## AIM
Can you copy out the data exactly? Leave the images out.

[BEGIN DATA SHOWN]

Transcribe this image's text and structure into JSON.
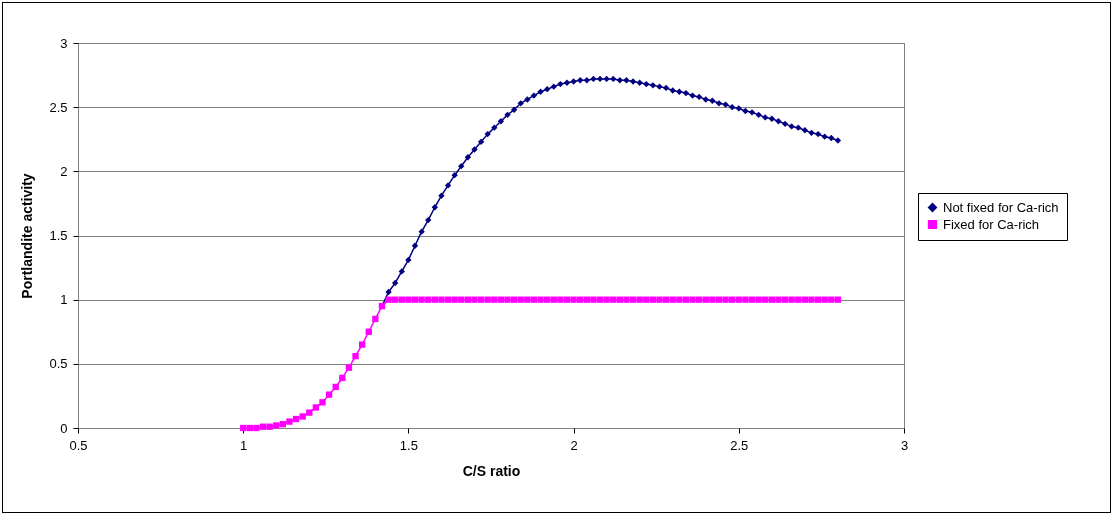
{
  "chart_data": {
    "type": "line",
    "xlabel": "C/S ratio",
    "ylabel": "Portlandite activity",
    "x": [
      1.0,
      1.02,
      1.04,
      1.06,
      1.08,
      1.1,
      1.12,
      1.14,
      1.16,
      1.18,
      1.2,
      1.22,
      1.24,
      1.26,
      1.28,
      1.3,
      1.32,
      1.34,
      1.36,
      1.38,
      1.4,
      1.42,
      1.44,
      1.46,
      1.48,
      1.5,
      1.52,
      1.54,
      1.56,
      1.58,
      1.6,
      1.62,
      1.64,
      1.66,
      1.68,
      1.7,
      1.72,
      1.74,
      1.76,
      1.78,
      1.8,
      1.82,
      1.84,
      1.86,
      1.88,
      1.9,
      1.92,
      1.94,
      1.96,
      1.98,
      2.0,
      2.02,
      2.04,
      2.06,
      2.08,
      2.1,
      2.12,
      2.14,
      2.16,
      2.18,
      2.2,
      2.22,
      2.24,
      2.26,
      2.28,
      2.3,
      2.32,
      2.34,
      2.36,
      2.38,
      2.4,
      2.42,
      2.44,
      2.46,
      2.48,
      2.5,
      2.52,
      2.54,
      2.56,
      2.58,
      2.6,
      2.62,
      2.64,
      2.66,
      2.68,
      2.7,
      2.72,
      2.74,
      2.76,
      2.78,
      2.8
    ],
    "series": [
      {
        "name": "Not fixed for Ca-rich",
        "color": "#000080",
        "marker": "diamond",
        "values": [
          null,
          null,
          null,
          null,
          null,
          null,
          null,
          null,
          null,
          null,
          null,
          null,
          null,
          null,
          null,
          null,
          null,
          null,
          null,
          null,
          null,
          0.95,
          1.06,
          1.13,
          1.22,
          1.31,
          1.42,
          1.53,
          1.62,
          1.72,
          1.81,
          1.89,
          1.97,
          2.04,
          2.11,
          2.17,
          2.23,
          2.29,
          2.34,
          2.39,
          2.44,
          2.48,
          2.53,
          2.56,
          2.59,
          2.62,
          2.64,
          2.66,
          2.68,
          2.69,
          2.7,
          2.71,
          2.71,
          2.72,
          2.72,
          2.72,
          2.72,
          2.71,
          2.71,
          2.7,
          2.69,
          2.68,
          2.67,
          2.66,
          2.65,
          2.63,
          2.62,
          2.61,
          2.59,
          2.58,
          2.56,
          2.55,
          2.53,
          2.52,
          2.5,
          2.49,
          2.47,
          2.46,
          2.44,
          2.42,
          2.41,
          2.39,
          2.37,
          2.35,
          2.34,
          2.32,
          2.3,
          2.29,
          2.27,
          2.26,
          2.24
        ]
      },
      {
        "name": "Fixed for Ca-rich",
        "color": "#ff00ff",
        "marker": "square",
        "values": [
          0.0,
          0.0,
          0.0,
          0.01,
          0.01,
          0.02,
          0.03,
          0.05,
          0.07,
          0.09,
          0.12,
          0.16,
          0.2,
          0.26,
          0.32,
          0.39,
          0.47,
          0.56,
          0.65,
          0.75,
          0.85,
          0.95,
          1.0,
          1.0,
          1.0,
          1.0,
          1.0,
          1.0,
          1.0,
          1.0,
          1.0,
          1.0,
          1.0,
          1.0,
          1.0,
          1.0,
          1.0,
          1.0,
          1.0,
          1.0,
          1.0,
          1.0,
          1.0,
          1.0,
          1.0,
          1.0,
          1.0,
          1.0,
          1.0,
          1.0,
          1.0,
          1.0,
          1.0,
          1.0,
          1.0,
          1.0,
          1.0,
          1.0,
          1.0,
          1.0,
          1.0,
          1.0,
          1.0,
          1.0,
          1.0,
          1.0,
          1.0,
          1.0,
          1.0,
          1.0,
          1.0,
          1.0,
          1.0,
          1.0,
          1.0,
          1.0,
          1.0,
          1.0,
          1.0,
          1.0,
          1.0,
          1.0,
          1.0,
          1.0,
          1.0,
          1.0,
          1.0,
          1.0,
          1.0,
          1.0,
          1.0
        ]
      }
    ],
    "xlim": [
      0.5,
      3
    ],
    "xticks": [
      0.5,
      1,
      1.5,
      2,
      2.5,
      3
    ],
    "ylim": [
      0,
      3
    ],
    "yticks": [
      0,
      0.5,
      1,
      1.5,
      2,
      2.5,
      3
    ],
    "grid": "y",
    "legend": "right",
    "line_style": "solid"
  }
}
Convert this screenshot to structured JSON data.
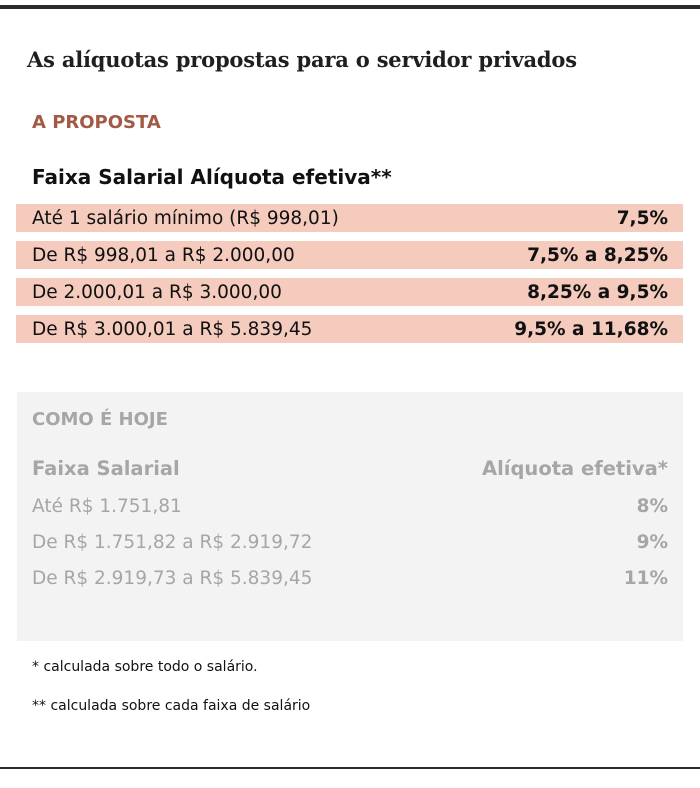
{
  "title": "As alíquotas propostas para o servidor privados",
  "proposal": {
    "label": "A PROPOSTA",
    "header": "Faixa Salarial Alíquota efetiva**",
    "rows": [
      {
        "range": "Até 1 salário mínimo (R$ 998,01)",
        "rate": "7,5%"
      },
      {
        "range": "De R$ 998,01 a R$ 2.000,00",
        "rate": "7,5% a 8,25%"
      },
      {
        "range": "De 2.000,01 a R$ 3.000,00",
        "rate": "8,25% a 9,5%"
      },
      {
        "range": "De R$ 3.000,01 a R$ 5.839,45",
        "rate": "9,5% a 11,68%"
      }
    ]
  },
  "today": {
    "label": "COMO É HOJE",
    "header_range": "Faixa Salarial",
    "header_rate": "Alíquota efetiva*",
    "rows": [
      {
        "range": "Até R$ 1.751,81",
        "rate": "8%"
      },
      {
        "range": "De R$ 1.751,82 a R$ 2.919,72",
        "rate": "9%"
      },
      {
        "range": "De R$ 2.919,73 a R$ 5.839,45",
        "rate": "11%"
      }
    ]
  },
  "notes": [
    "* calculada sobre todo o salário.",
    "** calculada sobre cada faixa de salário"
  ],
  "colors": {
    "accent": "#a35a45",
    "proposal_row_bg": "#f5cbbd",
    "today_box_bg": "#f3f3f3",
    "today_text": "#a6a6a6",
    "rule": "#2b2b2b"
  }
}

[END DATA SHOWN]

## WORKED SOLUTION
Transcribe this image's text and structure into JSON.
{
  "chart_data": {
    "type": "line",
    "xlabel": "C/S ratio",
    "ylabel": "Portlandite activity",
    "x": [
      1.0,
      1.02,
      1.04,
      1.06,
      1.08,
      1.1,
      1.12,
      1.14,
      1.16,
      1.18,
      1.2,
      1.22,
      1.24,
      1.26,
      1.28,
      1.3,
      1.32,
      1.34,
      1.36,
      1.38,
      1.4,
      1.42,
      1.44,
      1.46,
      1.48,
      1.5,
      1.52,
      1.54,
      1.56,
      1.58,
      1.6,
      1.62,
      1.64,
      1.66,
      1.68,
      1.7,
      1.72,
      1.74,
      1.76,
      1.78,
      1.8,
      1.82,
      1.84,
      1.86,
      1.88,
      1.9,
      1.92,
      1.94,
      1.96,
      1.98,
      2.0,
      2.02,
      2.04,
      2.06,
      2.08,
      2.1,
      2.12,
      2.14,
      2.16,
      2.18,
      2.2,
      2.22,
      2.24,
      2.26,
      2.28,
      2.3,
      2.32,
      2.34,
      2.36,
      2.38,
      2.4,
      2.42,
      2.44,
      2.46,
      2.48,
      2.5,
      2.52,
      2.54,
      2.56,
      2.58,
      2.6,
      2.62,
      2.64,
      2.66,
      2.68,
      2.7,
      2.72,
      2.74,
      2.76,
      2.78,
      2.8
    ],
    "series": [
      {
        "name": "Not fixed for Ca-rich",
        "color": "#000080",
        "marker": "diamond",
        "values": [
          null,
          null,
          null,
          null,
          null,
          null,
          null,
          null,
          null,
          null,
          null,
          null,
          null,
          null,
          null,
          null,
          null,
          null,
          null,
          null,
          null,
          0.95,
          1.06,
          1.13,
          1.22,
          1.31,
          1.42,
          1.53,
          1.62,
          1.72,
          1.81,
          1.89,
          1.97,
          2.04,
          2.11,
          2.17,
          2.23,
          2.29,
          2.34,
          2.39,
          2.44,
          2.48,
          2.53,
          2.56,
          2.59,
          2.62,
          2.64,
          2.66,
          2.68,
          2.69,
          2.7,
          2.71,
          2.71,
          2.72,
          2.72,
          2.72,
          2.72,
          2.71,
          2.71,
          2.7,
          2.69,
          2.68,
          2.67,
          2.66,
          2.65,
          2.63,
          2.62,
          2.61,
          2.59,
          2.58,
          2.56,
          2.55,
          2.53,
          2.52,
          2.5,
          2.49,
          2.47,
          2.46,
          2.44,
          2.42,
          2.41,
          2.39,
          2.37,
          2.35,
          2.34,
          2.32,
          2.3,
          2.29,
          2.27,
          2.26,
          2.24
        ]
      },
      {
        "name": "Fixed for Ca-rich",
        "color": "#ff00ff",
        "marker": "square",
        "values": [
          0.0,
          0.0,
          0.0,
          0.01,
          0.01,
          0.02,
          0.03,
          0.05,
          0.07,
          0.09,
          0.12,
          0.16,
          0.2,
          0.26,
          0.32,
          0.39,
          0.47,
          0.56,
          0.65,
          0.75,
          0.85,
          0.95,
          1.0,
          1.0,
          1.0,
          1.0,
          1.0,
          1.0,
          1.0,
          1.0,
          1.0,
          1.0,
          1.0,
          1.0,
          1.0,
          1.0,
          1.0,
          1.0,
          1.0,
          1.0,
          1.0,
          1.0,
          1.0,
          1.0,
          1.0,
          1.0,
          1.0,
          1.0,
          1.0,
          1.0,
          1.0,
          1.0,
          1.0,
          1.0,
          1.0,
          1.0,
          1.0,
          1.0,
          1.0,
          1.0,
          1.0,
          1.0,
          1.0,
          1.0,
          1.0,
          1.0,
          1.0,
          1.0,
          1.0,
          1.0,
          1.0,
          1.0,
          1.0,
          1.0,
          1.0,
          1.0,
          1.0,
          1.0,
          1.0,
          1.0,
          1.0,
          1.0,
          1.0,
          1.0,
          1.0,
          1.0,
          1.0,
          1.0,
          1.0,
          1.0,
          1.0
        ]
      }
    ],
    "xlim": [
      0.5,
      3
    ],
    "xticks": [
      0.5,
      1,
      1.5,
      2,
      2.5,
      3
    ],
    "ylim": [
      0,
      3
    ],
    "yticks": [
      0,
      0.5,
      1,
      1.5,
      2,
      2.5,
      3
    ],
    "grid": "y",
    "legend": "right",
    "line_style": "solid"
  }
}
Convert this screenshot to structured JSON data.
{
  "title": "As alíquotas propostas para o servidor privados",
  "proposal": {
    "label": "A PROPOSTA",
    "header": "Faixa Salarial Alíquota efetiva**",
    "rows": [
      {
        "range": "Até 1 salário mínimo (R$ 998,01)",
        "rate": "7,5%"
      },
      {
        "range": "De R$ 998,01 a R$ 2.000,00",
        "rate": "7,5% a 8,25%"
      },
      {
        "range": "De 2.000,01 a R$ 3.000,00",
        "rate": "8,25% a 9,5%"
      },
      {
        "range": "De R$ 3.000,01 a R$ 5.839,45",
        "rate": "9,5% a 11,68%"
      }
    ]
  },
  "today": {
    "label": "COMO É HOJE",
    "header_range": "Faixa Salarial",
    "header_rate": "Alíquota efetiva*",
    "rows": [
      {
        "range": "Até R$ 1.751,81",
        "rate": "8%"
      },
      {
        "range": "De R$ 1.751,82 a R$ 2.919,72",
        "rate": "9%"
      },
      {
        "range": "De R$ 2.919,73 a R$ 5.839,45",
        "rate": "11%"
      }
    ]
  },
  "notes": [
    "* calculada sobre todo o salário.",
    "** calculada sobre cada faixa de salário"
  ],
  "colors": {
    "accent": "#a35a45",
    "proposal_row_bg": "#f5cbbd",
    "today_box_bg": "#f3f3f3",
    "today_text": "#a6a6a6",
    "rule": "#2b2b2b"
  }
}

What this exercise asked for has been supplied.